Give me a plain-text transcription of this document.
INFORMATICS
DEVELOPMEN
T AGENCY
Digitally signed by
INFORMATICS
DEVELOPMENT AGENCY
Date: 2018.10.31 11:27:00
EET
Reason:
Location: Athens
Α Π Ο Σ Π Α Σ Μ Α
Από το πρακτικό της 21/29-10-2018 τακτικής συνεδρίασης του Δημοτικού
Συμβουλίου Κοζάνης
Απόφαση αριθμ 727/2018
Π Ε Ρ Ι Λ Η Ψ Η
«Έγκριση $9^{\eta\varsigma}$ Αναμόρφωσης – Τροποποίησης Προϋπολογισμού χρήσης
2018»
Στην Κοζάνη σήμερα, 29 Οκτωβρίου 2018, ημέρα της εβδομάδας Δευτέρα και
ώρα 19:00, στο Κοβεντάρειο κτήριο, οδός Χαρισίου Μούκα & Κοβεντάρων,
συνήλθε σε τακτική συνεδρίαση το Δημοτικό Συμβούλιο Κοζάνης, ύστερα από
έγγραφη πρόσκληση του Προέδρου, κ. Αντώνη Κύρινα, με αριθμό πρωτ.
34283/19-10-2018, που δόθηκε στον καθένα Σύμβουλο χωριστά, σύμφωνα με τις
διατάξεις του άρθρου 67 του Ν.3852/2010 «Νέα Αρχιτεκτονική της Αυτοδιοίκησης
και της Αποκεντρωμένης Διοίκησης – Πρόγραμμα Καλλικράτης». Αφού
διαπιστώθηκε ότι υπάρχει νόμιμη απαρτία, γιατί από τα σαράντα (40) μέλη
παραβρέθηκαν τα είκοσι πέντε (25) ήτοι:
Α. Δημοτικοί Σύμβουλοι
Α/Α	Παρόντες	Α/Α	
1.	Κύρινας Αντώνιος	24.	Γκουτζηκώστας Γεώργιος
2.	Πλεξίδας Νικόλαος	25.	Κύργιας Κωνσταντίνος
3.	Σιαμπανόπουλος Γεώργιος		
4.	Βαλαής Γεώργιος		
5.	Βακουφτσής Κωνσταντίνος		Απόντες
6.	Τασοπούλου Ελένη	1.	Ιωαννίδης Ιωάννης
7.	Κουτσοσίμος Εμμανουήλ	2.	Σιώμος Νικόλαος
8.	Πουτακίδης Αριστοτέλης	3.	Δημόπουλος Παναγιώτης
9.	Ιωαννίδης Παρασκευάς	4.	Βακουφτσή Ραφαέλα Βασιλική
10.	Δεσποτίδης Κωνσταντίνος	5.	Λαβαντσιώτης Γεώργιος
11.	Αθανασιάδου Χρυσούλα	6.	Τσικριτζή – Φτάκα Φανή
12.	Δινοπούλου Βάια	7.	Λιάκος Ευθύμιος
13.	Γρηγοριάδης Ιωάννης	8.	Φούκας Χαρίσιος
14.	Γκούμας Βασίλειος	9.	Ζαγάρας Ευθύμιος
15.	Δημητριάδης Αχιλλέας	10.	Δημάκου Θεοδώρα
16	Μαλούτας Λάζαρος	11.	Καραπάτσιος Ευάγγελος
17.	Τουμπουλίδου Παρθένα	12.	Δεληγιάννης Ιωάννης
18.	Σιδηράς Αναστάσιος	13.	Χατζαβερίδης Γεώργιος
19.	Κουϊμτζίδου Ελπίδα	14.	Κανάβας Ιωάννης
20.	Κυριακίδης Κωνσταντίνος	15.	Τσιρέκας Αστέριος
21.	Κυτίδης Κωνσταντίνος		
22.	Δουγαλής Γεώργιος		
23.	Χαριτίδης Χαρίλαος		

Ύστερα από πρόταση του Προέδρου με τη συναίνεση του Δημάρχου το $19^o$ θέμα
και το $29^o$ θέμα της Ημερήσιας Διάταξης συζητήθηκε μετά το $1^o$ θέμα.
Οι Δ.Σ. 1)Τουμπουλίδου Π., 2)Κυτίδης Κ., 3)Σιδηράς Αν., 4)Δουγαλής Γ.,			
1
####
Description of the task: Your task is to extract all of the records exactly.

Task response:
Give me a plain-text transcription of this document.
INFORMATICS
DEVELOPMEN
T AGENCY
Digitally signed by
INFORMATICS
DEVELOPMENT AGENCY
Date: 2018.10.31 11:27:00
EET
Reason:
Location: Athens
Α Π Ο Σ Π Α Σ Μ Α
Από το πρακτικό της 21/29-10-2018 τακτικής συνεδρίασης του Δημοτικού
Συμβουλίου Κοζάνης
Απόφαση αριθμ 727/2018
Π Ε Ρ Ι Λ Η Ψ Η
«Έγκριση $9^{\eta\varsigma}$ Αναμόρφωσης – Τροποποίησης Προϋπολογισμού χρήσης
2018»
Στην Κοζάνη σήμερα, 29 Οκτωβρίου 2018, ημέρα της εβδομάδας Δευτέρα και
ώρα 19:00, στο Κοβεντάρειο κτήριο, οδός Χαρισίου Μούκα & Κοβεντάρων,
συνήλθε σε τακτική συνεδρίαση το Δημοτικό Συμβούλιο Κοζάνης, ύστερα από
έγγραφη πρόσκληση του Προέδρου, κ. Αντώνη Κύρινα, με αριθμό πρωτ.
34283/19-10-2018, που δόθηκε στον καθένα Σύμβουλο χωριστά, σύμφωνα με τις
διατάξεις του άρθρου 67 του Ν.3852/2010 «Νέα Αρχιτεκτονική της Αυτοδιοίκησης
και της Αποκεντρωμένης Διοίκησης – Πρόγραμμα Καλλικράτης». Αφού
διαπιστώθηκε ότι υπάρχει νόμιμη απαρτία, γιατί από τα σαράντα (40) μέλη
παραβρέθηκαν τα είκοσι πέντε (25) ήτοι:
Α. Δημοτικοί Σύμβουλοι
Α/Α	Παρόντες	Α/Α	
1.	Κύρινας Αντώνιος	24.	Γκουτζηκώστας Γεώργιος
2.	Πλεξίδας Νικόλαος	25.	Κύργιας Κωνσταντίνος
3.	Σιαμπανόπουλος Γεώργιος		
4.	Βαλαής Γεώργιος		
5.	Βακουφτσής Κωνσταντίνος		Απόντες
6.	Τασοπούλου Ελένη	1.	Ιωαννίδης Ιωάννης
7.	Κουτσοσίμος Εμμανουήλ	2.	Σιώμος Νικόλαος
8.	Πουτακίδης Αριστοτέλης	3.	Δημόπουλος Παναγιώτης
9.	Ιωαννίδης Παρασκευάς	4.	Βακουφτσή Ραφαέλα Βασιλική
10.	Δεσποτίδης Κωνσταντίνος	5.	Λαβαντσιώτης Γεώργιος
11.	Αθανασιάδου Χρυσούλα	6.	Τσικριτζή – Φτάκα Φανή
12.	Δινοπούλου Βάια	7.	Λιάκος Ευθύμιος
13.	Γρηγοριάδης Ιωάννης	8.	Φούκας Χαρίσιος
14.	Γκούμας Βασίλειος	9.	Ζαγάρας Ευθύμιος
15.	Δημητριάδης Αχιλλέας	10.	Δημάκου Θεοδώρα
16	Μαλούτας Λάζαρος	11.	Καραπάτσιος Ευάγγελος
17.	Τουμπουλίδου Παρθένα	12.	Δεληγιάννης Ιωάννης
18.	Σιδηράς Αναστάσιος	13.	Χατζαβερίδης Γεώργιος
19.	Κουϊμτζίδου Ελπίδα	14.	Κανάβας Ιωάννης
20.	Κυριακίδης Κωνσταντίνος	15.	Τσιρέκας Αστέριος
21.	Κυτίδης Κωνσταντίνος		
22.	Δουγαλής Γεώργιος		
23.	Χαριτίδης Χαρίλαος		

Ύστερα από πρόταση του Προέδρου με τη συναίνεση του Δημάρχου το $19^o$ θέμα
και το $29^o$ θέμα της Ημερήσιας Διάταξης συζητήθηκε μετά το $1^o$ θέμα.
Οι Δ.Σ. 1)Τουμπουλίδου Π., 2)Κυτίδης Κ., 3)Σιδηράς Αν., 4)Δουγαλής Γ.,			
1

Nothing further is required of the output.